Recorded data
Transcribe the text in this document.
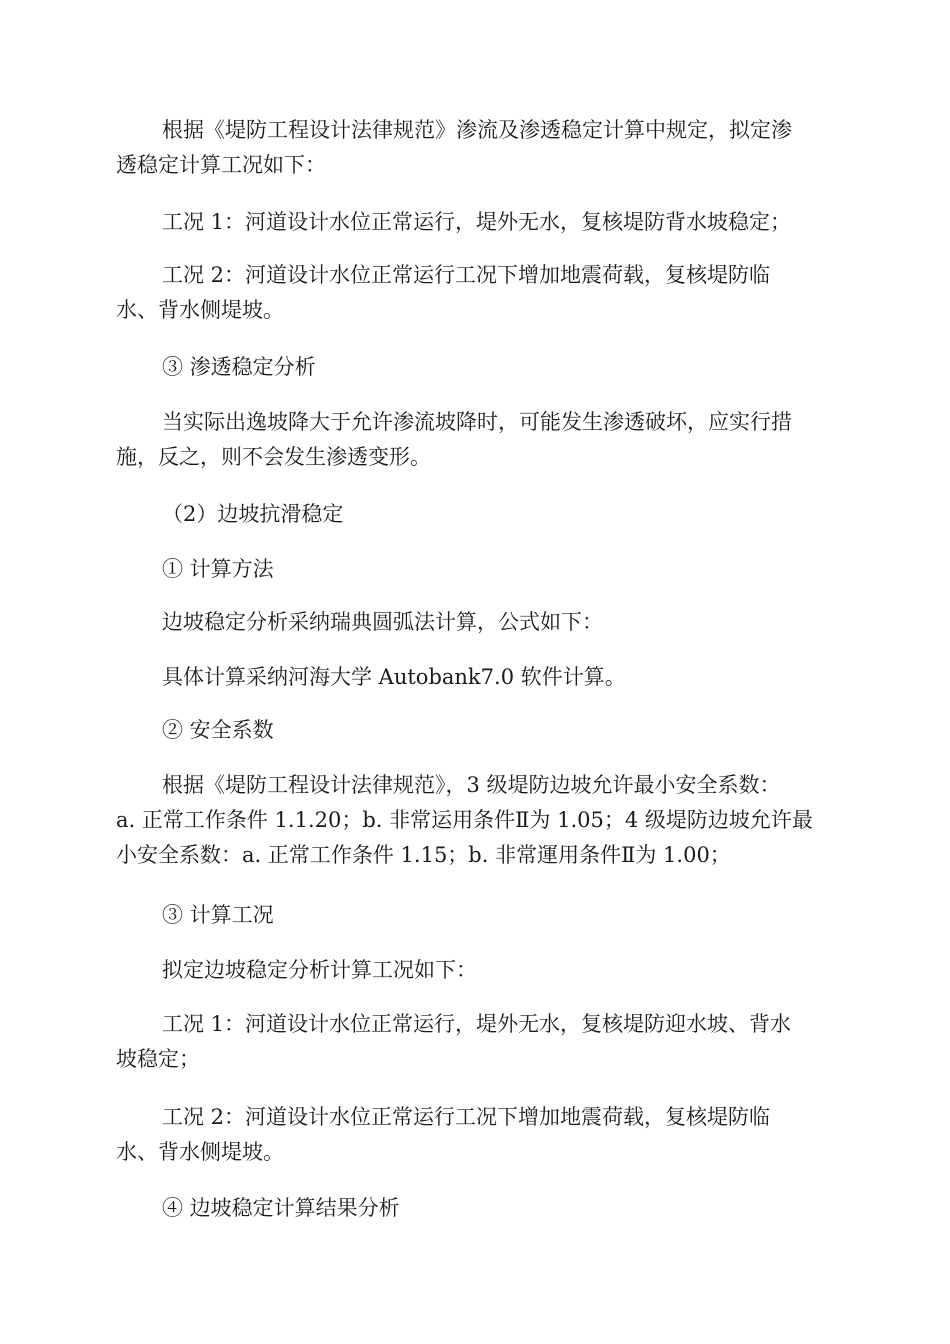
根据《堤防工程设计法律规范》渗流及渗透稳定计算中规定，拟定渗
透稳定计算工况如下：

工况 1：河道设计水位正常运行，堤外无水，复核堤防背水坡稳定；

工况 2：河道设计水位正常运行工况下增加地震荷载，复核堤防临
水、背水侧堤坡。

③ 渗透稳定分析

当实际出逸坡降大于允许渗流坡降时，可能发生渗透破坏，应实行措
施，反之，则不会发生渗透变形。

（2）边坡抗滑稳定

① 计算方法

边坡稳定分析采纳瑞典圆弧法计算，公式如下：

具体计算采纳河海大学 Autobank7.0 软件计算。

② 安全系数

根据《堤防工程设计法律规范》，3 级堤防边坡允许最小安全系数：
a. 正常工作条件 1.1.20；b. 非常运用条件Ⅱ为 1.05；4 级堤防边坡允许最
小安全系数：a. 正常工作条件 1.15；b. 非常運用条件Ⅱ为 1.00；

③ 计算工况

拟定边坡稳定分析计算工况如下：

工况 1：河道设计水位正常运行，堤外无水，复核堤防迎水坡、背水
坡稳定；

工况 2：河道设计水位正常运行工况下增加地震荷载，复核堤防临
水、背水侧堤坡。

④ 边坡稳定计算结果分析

Written task – Extract every line containing the string "堤防工程设计法律规范" from the material.

Output for this task –
根据《堤防工程设计法律规范》渗流及渗透稳定计算中规定，拟定渗
根据《堤防工程设计法律规范》，3 级堤防边坡允许最小安全系数：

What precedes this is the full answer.